> Record set:
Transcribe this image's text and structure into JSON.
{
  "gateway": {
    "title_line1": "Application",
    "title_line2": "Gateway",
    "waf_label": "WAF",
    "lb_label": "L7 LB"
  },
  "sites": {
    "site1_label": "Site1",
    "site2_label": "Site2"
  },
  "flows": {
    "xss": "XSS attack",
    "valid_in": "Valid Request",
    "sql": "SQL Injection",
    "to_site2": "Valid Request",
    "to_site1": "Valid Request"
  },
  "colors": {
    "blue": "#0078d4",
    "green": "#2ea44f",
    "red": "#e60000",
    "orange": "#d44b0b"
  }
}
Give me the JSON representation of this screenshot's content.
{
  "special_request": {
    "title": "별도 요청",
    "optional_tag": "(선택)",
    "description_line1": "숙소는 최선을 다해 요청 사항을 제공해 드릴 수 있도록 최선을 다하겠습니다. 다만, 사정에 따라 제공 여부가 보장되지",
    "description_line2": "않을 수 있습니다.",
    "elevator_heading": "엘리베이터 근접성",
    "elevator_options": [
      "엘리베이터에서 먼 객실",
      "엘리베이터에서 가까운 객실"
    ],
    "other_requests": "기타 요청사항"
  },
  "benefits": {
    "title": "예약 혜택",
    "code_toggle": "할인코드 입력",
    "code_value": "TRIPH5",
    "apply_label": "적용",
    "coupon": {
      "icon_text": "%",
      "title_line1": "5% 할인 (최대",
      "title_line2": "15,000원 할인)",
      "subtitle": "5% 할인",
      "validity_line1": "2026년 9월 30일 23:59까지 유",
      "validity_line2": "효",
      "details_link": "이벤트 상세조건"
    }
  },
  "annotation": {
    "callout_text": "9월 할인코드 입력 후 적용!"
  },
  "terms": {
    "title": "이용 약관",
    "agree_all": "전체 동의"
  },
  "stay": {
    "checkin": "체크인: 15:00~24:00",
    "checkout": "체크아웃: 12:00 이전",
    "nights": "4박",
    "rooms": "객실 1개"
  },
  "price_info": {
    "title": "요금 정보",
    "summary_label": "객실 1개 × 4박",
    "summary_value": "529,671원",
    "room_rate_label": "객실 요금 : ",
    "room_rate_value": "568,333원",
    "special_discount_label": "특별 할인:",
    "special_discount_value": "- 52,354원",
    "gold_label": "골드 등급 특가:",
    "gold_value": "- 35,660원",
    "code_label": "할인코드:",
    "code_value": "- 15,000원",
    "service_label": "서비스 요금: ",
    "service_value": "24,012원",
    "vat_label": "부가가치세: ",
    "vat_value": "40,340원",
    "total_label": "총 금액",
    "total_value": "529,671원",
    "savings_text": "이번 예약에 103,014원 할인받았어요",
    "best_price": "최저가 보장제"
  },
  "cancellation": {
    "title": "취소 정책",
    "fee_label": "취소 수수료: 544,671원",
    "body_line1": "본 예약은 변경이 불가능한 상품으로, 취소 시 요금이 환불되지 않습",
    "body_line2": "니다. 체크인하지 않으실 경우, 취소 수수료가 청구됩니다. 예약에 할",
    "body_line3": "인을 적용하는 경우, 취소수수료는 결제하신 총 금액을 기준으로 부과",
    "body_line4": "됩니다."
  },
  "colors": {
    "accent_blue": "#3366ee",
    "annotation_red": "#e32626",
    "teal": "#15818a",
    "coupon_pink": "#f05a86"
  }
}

> Work to complete: Retype every record above exactly as it appears.

> In response:
Transcribe this image's text and structure into JSON.
{
  "gateway": {
    "title_line1": "Application",
    "title_line2": "Gateway",
    "waf_label": "WAF",
    "lb_label": "L7 LB"
  },
  "sites": {
    "site1_label": "Site1",
    "site2_label": "Site2"
  },
  "flows": {
    "xss": "XSS attack",
    "valid_in": "Valid Request",
    "sql": "SQL Injection",
    "to_site2": "Valid Request",
    "to_site1": "Valid Request"
  },
  "colors": {
    "blue": "#0078d4",
    "green": "#2ea44f",
    "red": "#e60000",
    "orange": "#d44b0b"
  }
}
Give me the JSON representation of this screenshot's content.
{
  "special_request": {
    "title": "별도 요청",
    "optional_tag": "(선택)",
    "description_line1": "숙소는 최선을 다해 요청 사항을 제공해 드릴 수 있도록 최선을 다하겠습니다. 다만, 사정에 따라 제공 여부가 보장되지",
    "description_line2": "않을 수 있습니다.",
    "elevator_heading": "엘리베이터 근접성",
    "elevator_options": [
      "엘리베이터에서 먼 객실",
      "엘리베이터에서 가까운 객실"
    ],
    "other_requests": "기타 요청사항"
  },
  "benefits": {
    "title": "예약 혜택",
    "code_toggle": "할인코드 입력",
    "code_value": "TRIPH5",
    "apply_label": "적용",
    "coupon": {
      "icon_text": "%",
      "title_line1": "5% 할인 (최대",
      "title_line2": "15,000원 할인)",
      "subtitle": "5% 할인",
      "validity_line1": "2026년 9월 30일 23:59까지 유",
      "validity_line2": "효",
      "details_link": "이벤트 상세조건"
    }
  },
  "annotation": {
    "callout_text": "9월 할인코드 입력 후 적용!"
  },
  "terms": {
    "title": "이용 약관",
    "agree_all": "전체 동의"
  },
  "stay": {
    "checkin": "체크인: 15:00~24:00",
    "checkout": "체크아웃: 12:00 이전",
    "nights": "4박",
    "rooms": "객실 1개"
  },
  "price_info": {
    "title": "요금 정보",
    "summary_label": "객실 1개 × 4박",
    "summary_value": "529,671원",
    "room_rate_label": "객실 요금 : ",
    "room_rate_value": "568,333원",
    "special_discount_label": "특별 할인:",
    "special_discount_value": "- 52,354원",
    "gold_label": "골드 등급 특가:",
    "gold_value": "- 35,660원",
    "code_label": "할인코드:",
    "code_value": "- 15,000원",
    "service_label": "서비스 요금: ",
    "service_value": "24,012원",
    "vat_label": "부가가치세: ",
    "vat_value": "40,340원",
    "total_label": "총 금액",
    "total_value": "529,671원",
    "savings_text": "이번 예약에 103,014원 할인받았어요",
    "best_price": "최저가 보장제"
  },
  "cancellation": {
    "title": "취소 정책",
    "fee_label": "취소 수수료: 544,671원",
    "body_line1": "본 예약은 변경이 불가능한 상품으로, 취소 시 요금이 환불되지 않습",
    "body_line2": "니다. 체크인하지 않으실 경우, 취소 수수료가 청구됩니다. 예약에 할",
    "body_line3": "인을 적용하는 경우, 취소수수료는 결제하신 총 금액을 기준으로 부과",
    "body_line4": "됩니다."
  },
  "colors": {
    "accent_blue": "#3366ee",
    "annotation_red": "#e32626",
    "teal": "#15818a",
    "coupon_pink": "#f05a86"
  }
}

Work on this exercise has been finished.